(Exercise) Return all lines with the word "wird" in them.

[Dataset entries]
BEGIN

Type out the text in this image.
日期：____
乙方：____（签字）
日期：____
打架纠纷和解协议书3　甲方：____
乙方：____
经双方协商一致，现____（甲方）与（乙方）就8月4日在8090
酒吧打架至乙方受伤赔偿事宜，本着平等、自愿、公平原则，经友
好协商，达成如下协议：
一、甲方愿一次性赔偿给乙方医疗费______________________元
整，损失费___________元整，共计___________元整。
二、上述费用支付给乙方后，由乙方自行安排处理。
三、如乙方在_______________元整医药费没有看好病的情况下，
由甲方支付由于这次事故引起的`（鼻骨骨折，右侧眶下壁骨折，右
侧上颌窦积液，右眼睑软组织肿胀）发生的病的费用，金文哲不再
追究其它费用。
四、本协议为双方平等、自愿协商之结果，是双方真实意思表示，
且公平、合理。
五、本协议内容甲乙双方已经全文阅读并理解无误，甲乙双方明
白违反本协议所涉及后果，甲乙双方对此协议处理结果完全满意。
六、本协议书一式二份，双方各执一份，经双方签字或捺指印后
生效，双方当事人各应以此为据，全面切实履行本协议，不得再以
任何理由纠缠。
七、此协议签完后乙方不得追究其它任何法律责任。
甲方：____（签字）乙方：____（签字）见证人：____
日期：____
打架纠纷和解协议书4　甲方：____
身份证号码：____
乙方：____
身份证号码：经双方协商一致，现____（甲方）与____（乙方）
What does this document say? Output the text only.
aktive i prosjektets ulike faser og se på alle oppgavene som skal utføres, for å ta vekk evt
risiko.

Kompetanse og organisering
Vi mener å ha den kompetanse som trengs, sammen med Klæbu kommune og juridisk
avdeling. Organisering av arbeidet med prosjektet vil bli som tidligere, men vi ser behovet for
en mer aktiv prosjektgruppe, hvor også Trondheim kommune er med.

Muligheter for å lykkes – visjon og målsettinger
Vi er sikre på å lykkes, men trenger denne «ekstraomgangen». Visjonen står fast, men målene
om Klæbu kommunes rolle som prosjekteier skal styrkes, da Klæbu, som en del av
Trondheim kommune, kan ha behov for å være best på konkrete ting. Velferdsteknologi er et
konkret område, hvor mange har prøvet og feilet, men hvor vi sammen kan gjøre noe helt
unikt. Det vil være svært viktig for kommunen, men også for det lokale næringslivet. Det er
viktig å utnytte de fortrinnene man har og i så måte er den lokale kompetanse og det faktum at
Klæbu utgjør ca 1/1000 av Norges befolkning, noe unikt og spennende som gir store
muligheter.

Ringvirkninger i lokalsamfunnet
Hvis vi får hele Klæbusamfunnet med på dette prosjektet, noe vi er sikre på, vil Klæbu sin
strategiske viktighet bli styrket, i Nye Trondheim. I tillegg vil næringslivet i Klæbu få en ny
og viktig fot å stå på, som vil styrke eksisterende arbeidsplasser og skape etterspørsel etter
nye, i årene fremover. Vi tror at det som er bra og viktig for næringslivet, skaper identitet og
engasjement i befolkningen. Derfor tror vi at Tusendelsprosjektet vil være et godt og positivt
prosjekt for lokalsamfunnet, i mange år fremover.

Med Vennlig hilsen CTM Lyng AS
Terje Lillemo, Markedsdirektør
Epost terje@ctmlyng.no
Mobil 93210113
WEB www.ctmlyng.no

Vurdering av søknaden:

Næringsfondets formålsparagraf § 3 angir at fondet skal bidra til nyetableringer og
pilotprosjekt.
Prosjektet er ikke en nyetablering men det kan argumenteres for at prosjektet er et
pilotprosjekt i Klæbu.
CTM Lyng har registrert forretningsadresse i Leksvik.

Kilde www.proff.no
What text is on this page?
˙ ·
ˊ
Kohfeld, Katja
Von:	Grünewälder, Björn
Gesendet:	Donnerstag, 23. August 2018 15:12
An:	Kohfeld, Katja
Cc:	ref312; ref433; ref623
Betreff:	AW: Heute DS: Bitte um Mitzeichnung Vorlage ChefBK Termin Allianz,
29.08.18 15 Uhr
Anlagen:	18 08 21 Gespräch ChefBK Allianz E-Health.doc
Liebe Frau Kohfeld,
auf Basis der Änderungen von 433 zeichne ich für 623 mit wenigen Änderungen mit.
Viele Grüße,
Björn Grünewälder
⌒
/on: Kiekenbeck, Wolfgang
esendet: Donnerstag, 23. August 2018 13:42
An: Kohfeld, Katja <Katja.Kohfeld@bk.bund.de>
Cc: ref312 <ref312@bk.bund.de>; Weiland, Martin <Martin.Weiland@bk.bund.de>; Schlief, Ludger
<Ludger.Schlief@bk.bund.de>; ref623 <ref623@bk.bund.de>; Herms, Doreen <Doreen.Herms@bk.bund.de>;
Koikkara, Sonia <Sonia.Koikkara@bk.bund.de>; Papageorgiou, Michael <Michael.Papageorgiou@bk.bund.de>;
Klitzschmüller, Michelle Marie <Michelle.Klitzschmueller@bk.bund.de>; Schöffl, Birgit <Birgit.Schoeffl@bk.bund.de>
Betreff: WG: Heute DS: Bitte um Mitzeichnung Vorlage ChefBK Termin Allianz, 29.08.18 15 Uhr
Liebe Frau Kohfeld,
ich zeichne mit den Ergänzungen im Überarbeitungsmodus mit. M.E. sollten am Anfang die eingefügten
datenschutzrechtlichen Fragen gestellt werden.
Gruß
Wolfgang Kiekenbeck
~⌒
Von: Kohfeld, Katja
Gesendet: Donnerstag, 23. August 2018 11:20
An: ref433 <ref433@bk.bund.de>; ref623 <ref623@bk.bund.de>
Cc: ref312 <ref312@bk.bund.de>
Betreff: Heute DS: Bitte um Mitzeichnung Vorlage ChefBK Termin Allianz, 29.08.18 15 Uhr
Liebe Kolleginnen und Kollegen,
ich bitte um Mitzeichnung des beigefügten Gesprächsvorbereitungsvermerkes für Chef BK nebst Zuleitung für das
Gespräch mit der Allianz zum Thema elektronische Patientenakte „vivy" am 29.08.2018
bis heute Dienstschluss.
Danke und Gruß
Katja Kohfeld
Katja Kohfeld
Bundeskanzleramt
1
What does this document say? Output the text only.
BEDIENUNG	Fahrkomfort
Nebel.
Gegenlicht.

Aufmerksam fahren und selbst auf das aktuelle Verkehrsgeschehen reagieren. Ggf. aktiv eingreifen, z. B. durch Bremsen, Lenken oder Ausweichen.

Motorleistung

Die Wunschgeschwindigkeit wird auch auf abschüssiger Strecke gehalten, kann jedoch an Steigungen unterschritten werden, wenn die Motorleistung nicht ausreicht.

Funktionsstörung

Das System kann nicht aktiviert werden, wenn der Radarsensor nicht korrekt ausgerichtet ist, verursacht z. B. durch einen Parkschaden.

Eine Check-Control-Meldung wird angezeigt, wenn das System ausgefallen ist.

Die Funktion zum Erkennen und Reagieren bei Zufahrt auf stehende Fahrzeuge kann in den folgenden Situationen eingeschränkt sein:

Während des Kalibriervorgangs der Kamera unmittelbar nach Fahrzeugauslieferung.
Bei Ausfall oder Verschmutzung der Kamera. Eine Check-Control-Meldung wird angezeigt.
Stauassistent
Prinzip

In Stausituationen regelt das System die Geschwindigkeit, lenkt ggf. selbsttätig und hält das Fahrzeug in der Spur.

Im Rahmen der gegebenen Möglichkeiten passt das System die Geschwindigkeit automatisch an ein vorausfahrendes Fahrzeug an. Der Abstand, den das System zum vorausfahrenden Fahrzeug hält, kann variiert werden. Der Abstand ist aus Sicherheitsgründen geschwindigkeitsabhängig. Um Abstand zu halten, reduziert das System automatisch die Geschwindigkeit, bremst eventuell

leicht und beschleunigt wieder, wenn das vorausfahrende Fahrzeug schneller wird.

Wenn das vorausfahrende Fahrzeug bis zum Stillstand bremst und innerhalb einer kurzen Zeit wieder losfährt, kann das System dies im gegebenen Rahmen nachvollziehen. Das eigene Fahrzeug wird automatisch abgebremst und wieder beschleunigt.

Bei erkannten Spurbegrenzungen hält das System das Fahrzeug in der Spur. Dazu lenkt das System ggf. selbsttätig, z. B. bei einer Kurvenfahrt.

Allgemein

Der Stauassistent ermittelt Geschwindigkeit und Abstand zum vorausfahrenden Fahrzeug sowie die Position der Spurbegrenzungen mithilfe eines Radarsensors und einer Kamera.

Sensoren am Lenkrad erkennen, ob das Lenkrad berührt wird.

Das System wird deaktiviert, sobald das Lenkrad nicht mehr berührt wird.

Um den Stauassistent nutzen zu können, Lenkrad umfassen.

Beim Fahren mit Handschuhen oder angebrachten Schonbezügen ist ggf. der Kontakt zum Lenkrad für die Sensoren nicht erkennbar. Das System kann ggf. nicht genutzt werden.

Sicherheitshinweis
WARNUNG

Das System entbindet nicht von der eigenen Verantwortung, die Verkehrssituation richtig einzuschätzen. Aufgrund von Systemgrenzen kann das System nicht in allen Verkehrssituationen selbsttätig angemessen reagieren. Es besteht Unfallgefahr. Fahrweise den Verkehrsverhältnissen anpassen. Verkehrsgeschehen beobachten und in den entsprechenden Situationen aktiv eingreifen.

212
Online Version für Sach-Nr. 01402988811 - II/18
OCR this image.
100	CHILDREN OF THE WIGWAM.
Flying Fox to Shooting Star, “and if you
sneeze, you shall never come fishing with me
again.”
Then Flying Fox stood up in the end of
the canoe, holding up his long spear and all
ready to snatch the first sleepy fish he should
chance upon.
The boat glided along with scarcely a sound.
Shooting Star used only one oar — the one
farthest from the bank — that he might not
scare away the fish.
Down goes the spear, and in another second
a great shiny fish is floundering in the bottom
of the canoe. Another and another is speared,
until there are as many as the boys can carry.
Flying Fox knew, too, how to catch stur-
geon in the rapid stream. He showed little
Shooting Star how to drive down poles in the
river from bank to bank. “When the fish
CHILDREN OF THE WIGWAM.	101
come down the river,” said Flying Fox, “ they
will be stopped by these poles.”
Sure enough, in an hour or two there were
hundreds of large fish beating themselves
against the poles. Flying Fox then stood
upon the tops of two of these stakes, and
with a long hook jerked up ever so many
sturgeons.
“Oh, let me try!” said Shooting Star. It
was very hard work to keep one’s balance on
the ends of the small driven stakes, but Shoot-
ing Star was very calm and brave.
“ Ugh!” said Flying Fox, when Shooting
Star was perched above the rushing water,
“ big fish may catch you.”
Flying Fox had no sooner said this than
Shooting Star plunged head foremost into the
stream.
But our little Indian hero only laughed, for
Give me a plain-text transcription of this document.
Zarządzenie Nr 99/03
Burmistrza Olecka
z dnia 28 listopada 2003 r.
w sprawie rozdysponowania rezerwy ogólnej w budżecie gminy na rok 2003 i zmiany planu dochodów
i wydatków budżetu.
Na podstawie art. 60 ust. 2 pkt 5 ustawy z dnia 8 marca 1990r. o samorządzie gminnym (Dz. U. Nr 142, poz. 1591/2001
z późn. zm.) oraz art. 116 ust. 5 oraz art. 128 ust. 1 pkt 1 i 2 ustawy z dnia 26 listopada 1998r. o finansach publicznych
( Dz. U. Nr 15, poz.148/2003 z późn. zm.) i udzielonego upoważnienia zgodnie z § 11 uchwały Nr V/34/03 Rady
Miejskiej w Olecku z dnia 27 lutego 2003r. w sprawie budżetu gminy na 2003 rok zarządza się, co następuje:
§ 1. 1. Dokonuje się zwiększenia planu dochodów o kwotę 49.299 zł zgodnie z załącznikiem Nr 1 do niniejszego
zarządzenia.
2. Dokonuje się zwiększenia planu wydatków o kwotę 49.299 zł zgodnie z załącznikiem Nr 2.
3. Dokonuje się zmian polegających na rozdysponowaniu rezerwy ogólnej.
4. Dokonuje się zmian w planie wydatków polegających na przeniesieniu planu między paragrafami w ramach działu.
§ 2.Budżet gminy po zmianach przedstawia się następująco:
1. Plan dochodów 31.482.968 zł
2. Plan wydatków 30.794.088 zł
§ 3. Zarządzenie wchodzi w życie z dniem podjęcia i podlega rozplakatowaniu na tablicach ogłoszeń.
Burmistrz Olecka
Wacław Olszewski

END

(Exercise answer)
Die Wunschgeschwindigkeit wird auch auf abschüssiger Strecke gehalten, kann jedoch an Steigungen unterschritten werden, wenn die Motorleistung nicht ausreicht.
Eine Check-Control-Meldung wird angezeigt, wenn das System ausgefallen ist.
Bei Ausfall oder Verschmutzung der Kamera. Eine Check-Control-Meldung wird angezeigt.
leicht und beschleunigt wieder, wenn das vorausfahrende Fahrzeug schneller wird.
Wenn das vorausfahrende Fahrzeug bis zum Stillstand bremst und innerhalb einer kurzen Zeit wieder losfährt, kann das System dies im gegebenen Rahmen nachvollziehen. Das eigene Fahrzeug wird automatisch abgebremst und wieder beschleunigt.
Sensoren am Lenkrad erkennen, ob das Lenkrad berührt wird.
Das System wird deaktiviert, sobald das Lenkrad nicht mehr berührt wird.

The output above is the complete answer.